(Dataset records)
···

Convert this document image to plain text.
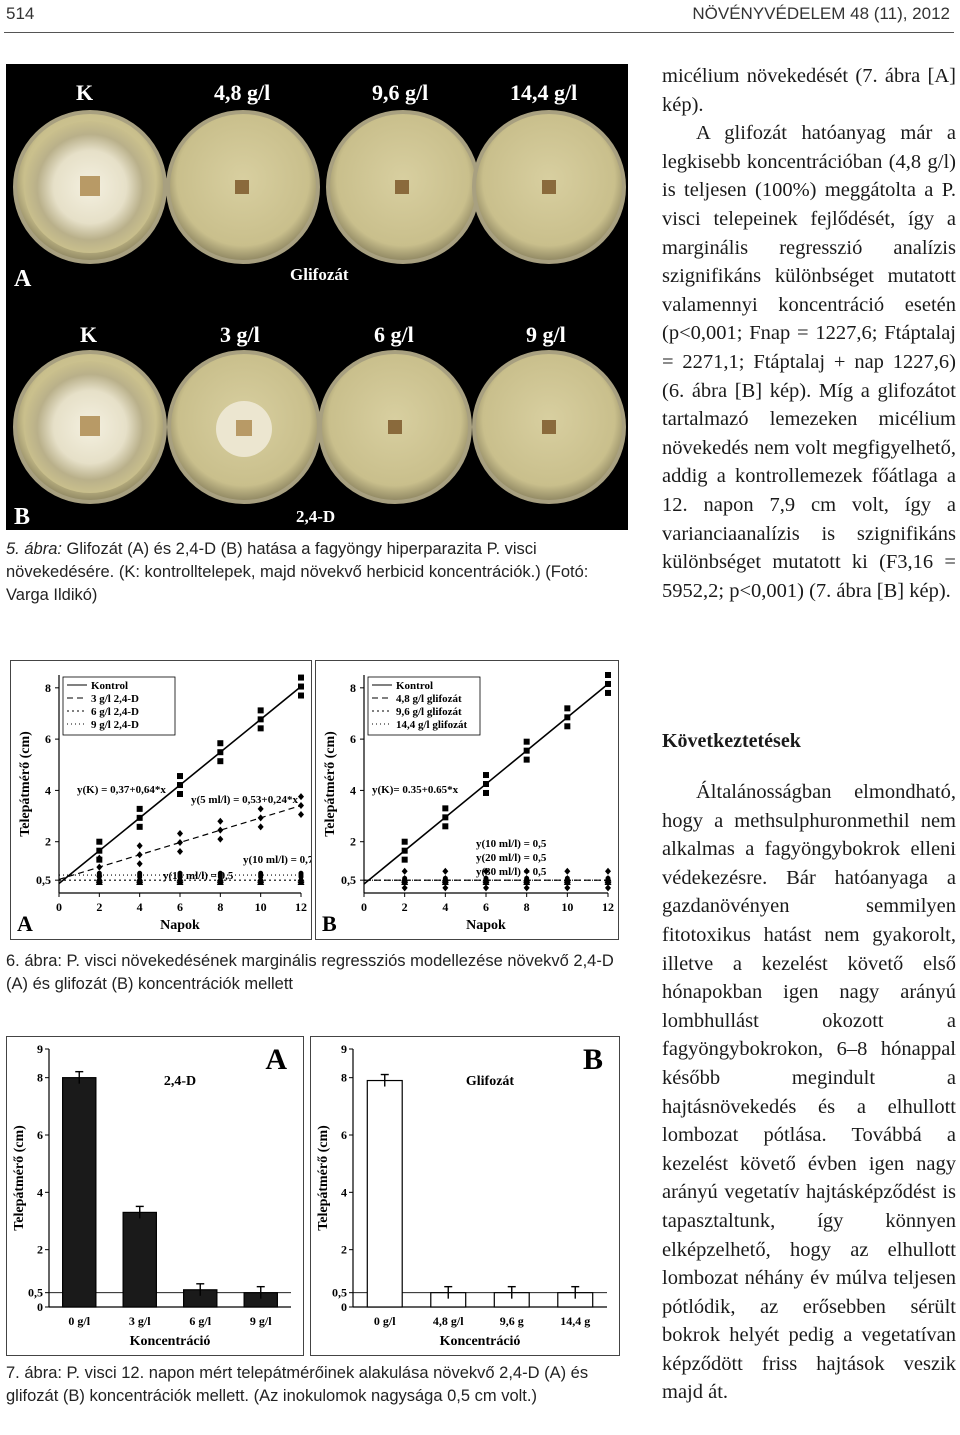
514	NÖVÉNYVÉDELEM 48 (11), 2012
K	4,8 g/l	9,6 g/l	14,4 g/l
A	Glifozát
K	3 g/l	6 g/l	9 g/l
B	2,4-D
5. ábra: Glifozát (A) és 2,4-D (B) hatása a fagyöngy hiperparazita P. visci növekedésére. (K: kontrolltelepek, majd növekvő herbicid koncentrációk.) (Fotó: Varga Ildikó)
0	2	4	6	8	10 12
0,5
2
4
6
8
Napok
Telepátmérő (cm)
A
Kontrol
3 g/l 2,4-D
6 g/l 2,4-D
9 g/l 2,4-D
y(K) = 0,37+0,64*x
y(5 ml/l) = 0,53+0,24*x
y(10 ml/l) = 0,7
y(15 ml/l) = 0,5
0	2	4	6	8	10 12
0,5
2
4
6
8
Napok
Telepátmérő (cm)
B
Kontrol
4,8 g/l glifozát
9,6 g/l glifozát
14,4 g/l glifozát
y(K)= 0.35+0.65*x
y(10 ml/l) = 0,5
y(20 ml/l) = 0,5
y(30 ml/l) = 0,5
6. ábra: P. visci növekedésének marginális regressziós modellezése növekvő 2,4-D (A) és glifozát (B) koncentrációk mellett
0
0,5
2
4
6
8
9
0 g/l	3 g/l	6 g/l	9 g/l
Koncentráció
Telepátmérő (cm)
2,4-D
A
0
0,5
2
4
6
8
9
0 g/l	4,8 g/l	9,6 g	14,4 g
Koncentráció
Telepátmérő (cm)
Glifozát
B
7. ábra: P. visci 12. napon mért telepátmérőinek alakulása növekvő 2,4-D (A) és glifozát (B) koncentrációk mellett. (Az inokulomok nagysága 0,5 cm volt.)

micélium növekedését (7. ábra [A] kép).

A glifozát hatóanyag már a legkisebb koncentrációban (4,8 g/l) is teljesen (100%) meggátolta a P. visci telepeinek fejlődését, így a marginális regresszió analízis szignifikáns különbséget mutatott valamennyi koncentráció esetén (p<0,001; Fnap = 1227,6; Ftáptalaj = 2271,1; Ftáptalaj + nap 1227,6) (6. ábra [B] kép). Míg a glifozátot tartalmazó lemezeken micélium növekedés nem volt megfigyelhető, addig a kontrollemezek főátlaga a 12. napon 7,9 cm volt, így a varianciaanalízis is szignifikáns különbséget mutatott ki (F3,16 = 5952,2; p<0,001) (7. ábra [B] kép).

Következtetések

Általánosságban elmondható, hogy a methsulphuronmethil nem alkalmas a fagyöngybokrok elleni védekezésre. Bár hatóanyaga a gazdanövényen semmilyen fitotoxikus hatást nem gyakorolt, illetve a kezelést követő első hónapokban igen nagy arányú lombhullást okozott a fagyöngybokrokon, 6–8 hónappal később megindult a hajtásnövekedés és a elhullott lombozat pótlása. Továbbá a kezelést követő évben igen nagy arányú vegetatív hajtásképződést is tapasztaltunk, így könnyen elképzelhető, hogy az elhullott lombozat néhány év múlva teljesen pótlódik, az erősebben sérült bokrok helyét pedig a vegetatívan képződött friss hajtások veszik majd át.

···

▶ [Work to complete]
Retype all the records shown above, character for character. Omit every picture.

▶ [Task result]
Convert this document image to plain text.
514	NÖVÉNYVÉDELEM 48 (11), 2012
K	4,8 g/l	9,6 g/l	14,4 g/l
A	Glifozát
K	3 g/l	6 g/l	9 g/l
B	2,4-D
5. ábra: Glifozát (A) és 2,4-D (B) hatása a fagyöngy hiperparazita P. visci növekedésére. (K: kontrolltelepek, majd növekvő herbicid koncentrációk.) (Fotó: Varga Ildikó)
0	2	4	6	8	10 12
0,5
2
4
6
8
Napok
Telepátmérő (cm)
A
Kontrol
3 g/l 2,4-D
6 g/l 2,4-D
9 g/l 2,4-D
y(K) = 0,37+0,64*x
y(5 ml/l) = 0,53+0,24*x
y(10 ml/l) = 0,7
y(15 ml/l) = 0,5
0	2	4	6	8	10 12
0,5
2
4
6
8
Napok
Telepátmérő (cm)
B
Kontrol
4,8 g/l glifozát
9,6 g/l glifozát
14,4 g/l glifozát
y(K)= 0.35+0.65*x
y(10 ml/l) = 0,5
y(20 ml/l) = 0,5
y(30 ml/l) = 0,5
6. ábra: P. visci növekedésének marginális regressziós modellezése növekvő 2,4-D (A) és glifozát (B) koncentrációk mellett
0
0,5
2
4
6
8
9
0 g/l	3 g/l	6 g/l	9 g/l
Koncentráció
Telepátmérő (cm)
2,4-D
A
0
0,5
2
4
6
8
9
0 g/l	4,8 g/l	9,6 g	14,4 g
Koncentráció
Telepátmérő (cm)
Glifozát
B
7. ábra: P. visci 12. napon mért telepátmérőinek alakulása növekvő 2,4-D (A) és glifozát (B) koncentrációk mellett. (Az inokulomok nagysága 0,5 cm volt.)

micélium növekedését (7. ábra [A] kép).

A glifozát hatóanyag már a legkisebb koncentrációban (4,8 g/l) is teljesen (100%) meggátolta a P. visci telepeinek fejlődését, így a marginális regresszió analízis szignifikáns különbséget mutatott valamennyi koncentráció esetén (p<0,001; Fnap = 1227,6; Ftáptalaj = 2271,1; Ftáptalaj + nap 1227,6) (6. ábra [B] kép). Míg a glifozátot tartalmazó lemezeken micélium növekedés nem volt megfigyelhető, addig a kontrollemezek főátlaga a 12. napon 7,9 cm volt, így a varianciaanalízis is szignifikáns különbséget mutatott ki (F3,16 = 5952,2; p<0,001) (7. ábra [B] kép).

Következtetések

Általánosságban elmondható, hogy a methsulphuronmethil nem alkalmas a fagyöngybokrok elleni védekezésre. Bár hatóanyaga a gazdanövényen semmilyen fitotoxikus hatást nem gyakorolt, illetve a kezelést követő első hónapokban igen nagy arányú lombhullást okozott a fagyöngybokrokon, 6–8 hónappal később megindult a hajtásnövekedés és a elhullott lombozat pótlása. Továbbá a kezelést követő évben igen nagy arányú vegetatív hajtásképződést is tapasztaltunk, így könnyen elképzelhető, hogy az elhullott lombozat néhány év múlva teljesen pótlódik, az erősebben sérült bokrok helyét pedig a vegetatívan képződött friss hajtások veszik majd át.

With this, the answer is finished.